> _Written task_
Go through the data below and copy it exactly, skipping every picture.

★ ★ ★

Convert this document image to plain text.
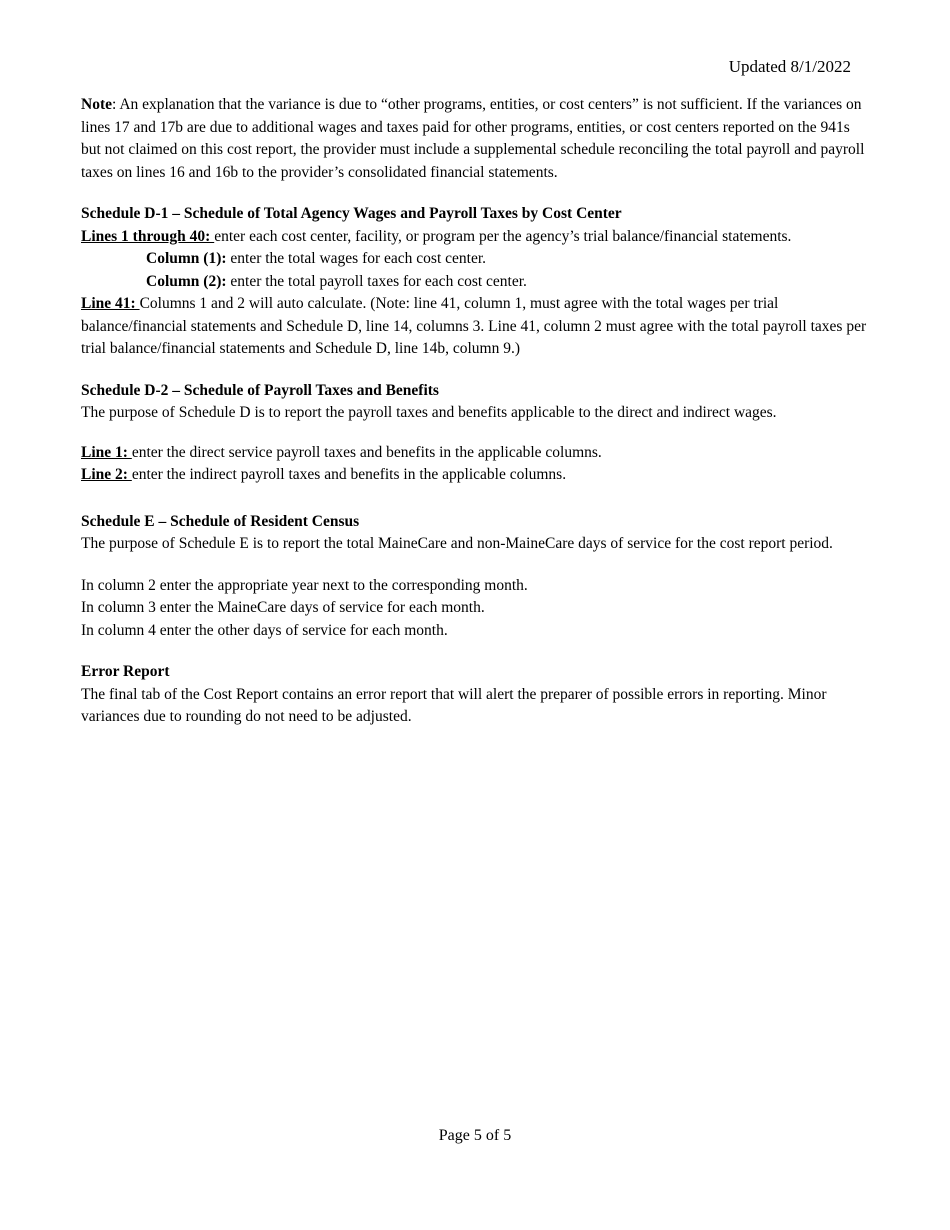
Updated 8/1/2022

Note: An explanation that the variance is due to “other programs, entities, or cost centers” is not sufficient. If the variances on lines 17 and 17b are due to additional wages and taxes paid for other programs, entities, or cost centers reported on the 941s but not claimed on this cost report, the provider must include a supplemental schedule reconciling the total payroll and payroll taxes on lines 16 and 16b to the provider’s consolidated financial statements.

Schedule D-1 – Schedule of Total Agency Wages and Payroll Taxes by Cost Center

Lines 1 through 40: enter each cost center, facility, or program per the agency’s trial balance/financial statements.

Column (1): enter the total wages for each cost center.

Column (2): enter the total payroll taxes for each cost center.

Line 41: Columns 1 and 2 will auto calculate. (Note: line 41, column 1, must agree with the total wages per trial balance/financial statements and Schedule D, line 14, columns 3. Line 41, column 2 must agree with the total payroll taxes per trial balance/financial statements and Schedule D, line 14b, column 9.)

Schedule D-2 – Schedule of Payroll Taxes and Benefits

The purpose of Schedule D is to report the payroll taxes and benefits applicable to the direct and indirect wages.

Line 1: enter the direct service payroll taxes and benefits in the applicable columns.

Line 2: enter the indirect payroll taxes and benefits in the applicable columns.

Schedule E – Schedule of Resident Census

The purpose of Schedule E is to report the total MaineCare and non-MaineCare days of service for the cost report period.

In column 2 enter the appropriate year next to the corresponding month.

In column 3 enter the MaineCare days of service for each month.

In column 4 enter the other days of service for each month.

Error Report

The final tab of the Cost Report contains an error report that will alert the preparer of possible errors in reporting. Minor variances due to rounding do not need to be adjusted.

Page 5 of 5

★ ★ ★

> _Exercise answer_
Convert this document image to plain text.
Updated 8/1/2022

Note: An explanation that the variance is due to “other programs, entities, or cost centers” is not sufficient. If the variances on lines 17 and 17b are due to additional wages and taxes paid for other programs, entities, or cost centers reported on the 941s but not claimed on this cost report, the provider must include a supplemental schedule reconciling the total payroll and payroll taxes on lines 16 and 16b to the provider’s consolidated financial statements.

Schedule D-1 – Schedule of Total Agency Wages and Payroll Taxes by Cost Center

Lines 1 through 40: enter each cost center, facility, or program per the agency’s trial balance/financial statements.

Column (1): enter the total wages for each cost center.

Column (2): enter the total payroll taxes for each cost center.

Line 41: Columns 1 and 2 will auto calculate. (Note: line 41, column 1, must agree with the total wages per trial balance/financial statements and Schedule D, line 14, columns 3. Line 41, column 2 must agree with the total payroll taxes per trial balance/financial statements and Schedule D, line 14b, column 9.)

Schedule D-2 – Schedule of Payroll Taxes and Benefits

The purpose of Schedule D is to report the payroll taxes and benefits applicable to the direct and indirect wages.

Line 1: enter the direct service payroll taxes and benefits in the applicable columns.

Line 2: enter the indirect payroll taxes and benefits in the applicable columns.

Schedule E – Schedule of Resident Census

The purpose of Schedule E is to report the total MaineCare and non-MaineCare days of service for the cost report period.

In column 2 enter the appropriate year next to the corresponding month.

In column 3 enter the MaineCare days of service for each month.

In column 4 enter the other days of service for each month.

Error Report

The final tab of the Cost Report contains an error report that will alert the preparer of possible errors in reporting. Minor variances due to rounding do not need to be adjusted.

Page 5 of 5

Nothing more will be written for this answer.